Task prompt
Copy each line below that contains "Status".

========

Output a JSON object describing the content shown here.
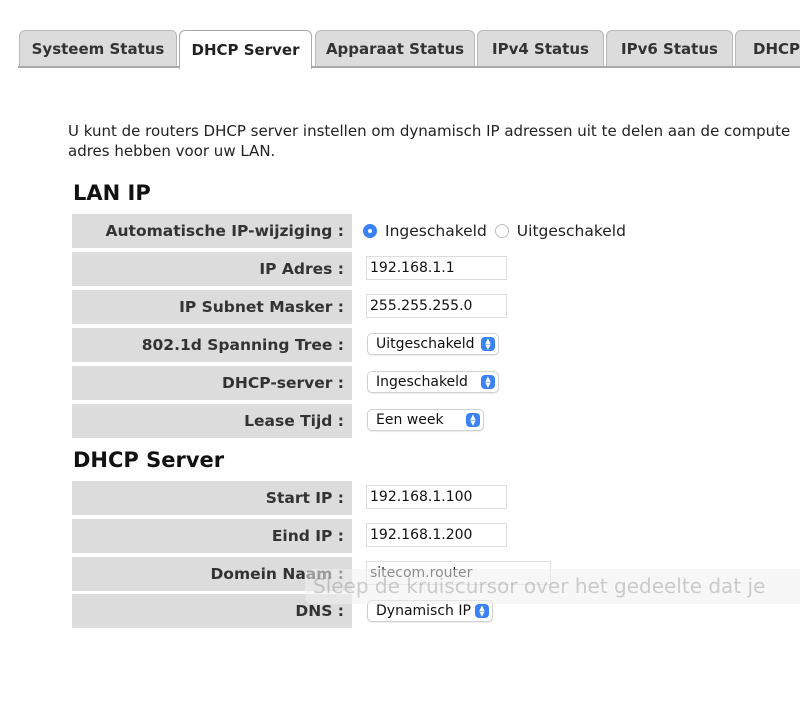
{
  "tabs": [
    {
      "label": "Systeem Status",
      "active": false
    },
    {
      "label": "DHCP Server",
      "active": true
    },
    {
      "label": "Apparaat Status",
      "active": false
    },
    {
      "label": "IPv4 Status",
      "active": false
    },
    {
      "label": "IPv6 Status",
      "active": false
    },
    {
      "label": "DHCP",
      "active": false
    }
  ],
  "intro": {
    "line1": "U kunt de routers DHCP server instellen om dynamisch IP adressen uit te delen aan de compute",
    "line2": "adres hebben voor uw LAN."
  },
  "lan_ip": {
    "title": "LAN IP",
    "auto_ip_label": "Automatische IP-wijziging :",
    "auto_ip_on": "Ingeschakeld",
    "auto_ip_off": "Uitgeschakeld",
    "ip_address_label": "IP Adres :",
    "ip_address_value": "192.168.1.1",
    "subnet_label": "IP Subnet Masker :",
    "subnet_value": "255.255.255.0",
    "spanning_tree_label": "802.1d Spanning Tree :",
    "spanning_tree_value": "Uitgeschakeld",
    "dhcp_server_label": "DHCP-server :",
    "dhcp_server_value": "Ingeschakeld",
    "lease_label": "Lease Tijd :",
    "lease_value": "Een week"
  },
  "dhcp_server": {
    "title": "DHCP Server",
    "start_ip_label": "Start IP :",
    "start_ip_value": "192.168.1.100",
    "end_ip_label": "Eind IP :",
    "end_ip_value": "192.168.1.200",
    "domain_label": "Domein Naam :",
    "domain_value": "sitecom.router",
    "dns_label": "DNS :",
    "dns_value": "Dynamisch IP"
  },
  "overlay_hint": "Sleep de kruiscursor over het gedeelte dat je",
  "colors": {
    "accent": "#3b82f6",
    "label_bg": "#dcdcdc",
    "tab_bg": "#dcdcdc"
  }
}
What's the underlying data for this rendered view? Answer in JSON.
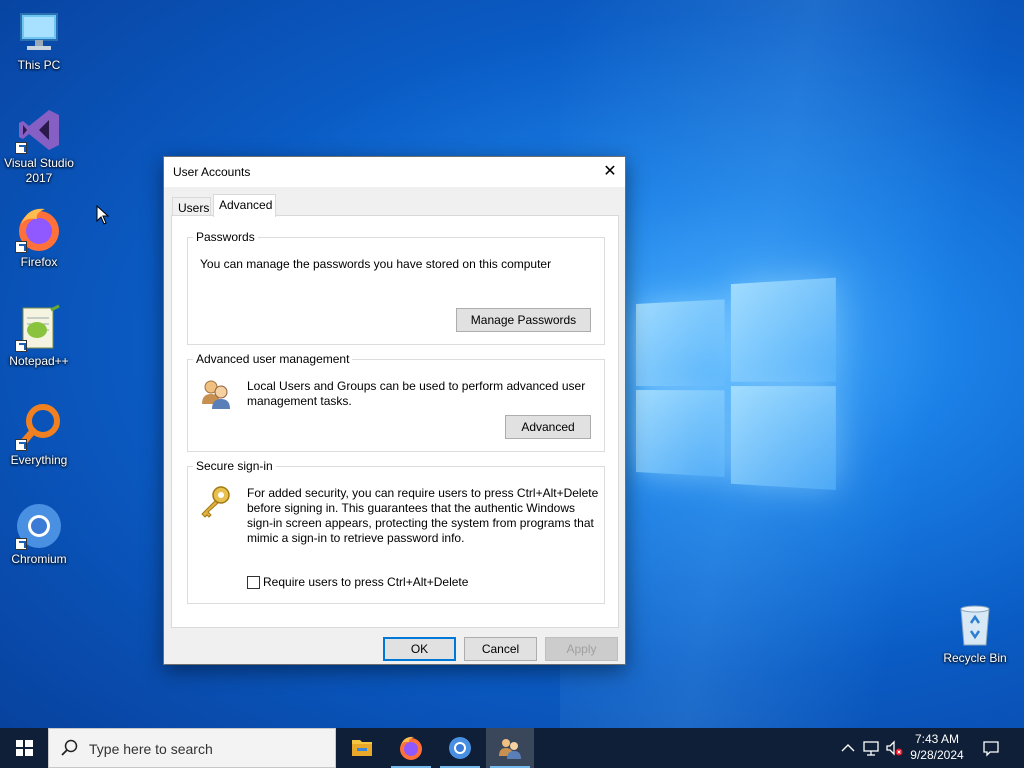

========

Exercise output
      "label": "Systeem Status",
      "label": "Apparaat Status",
      "label": "IPv4 Status",
      "label": "IPv6 Status",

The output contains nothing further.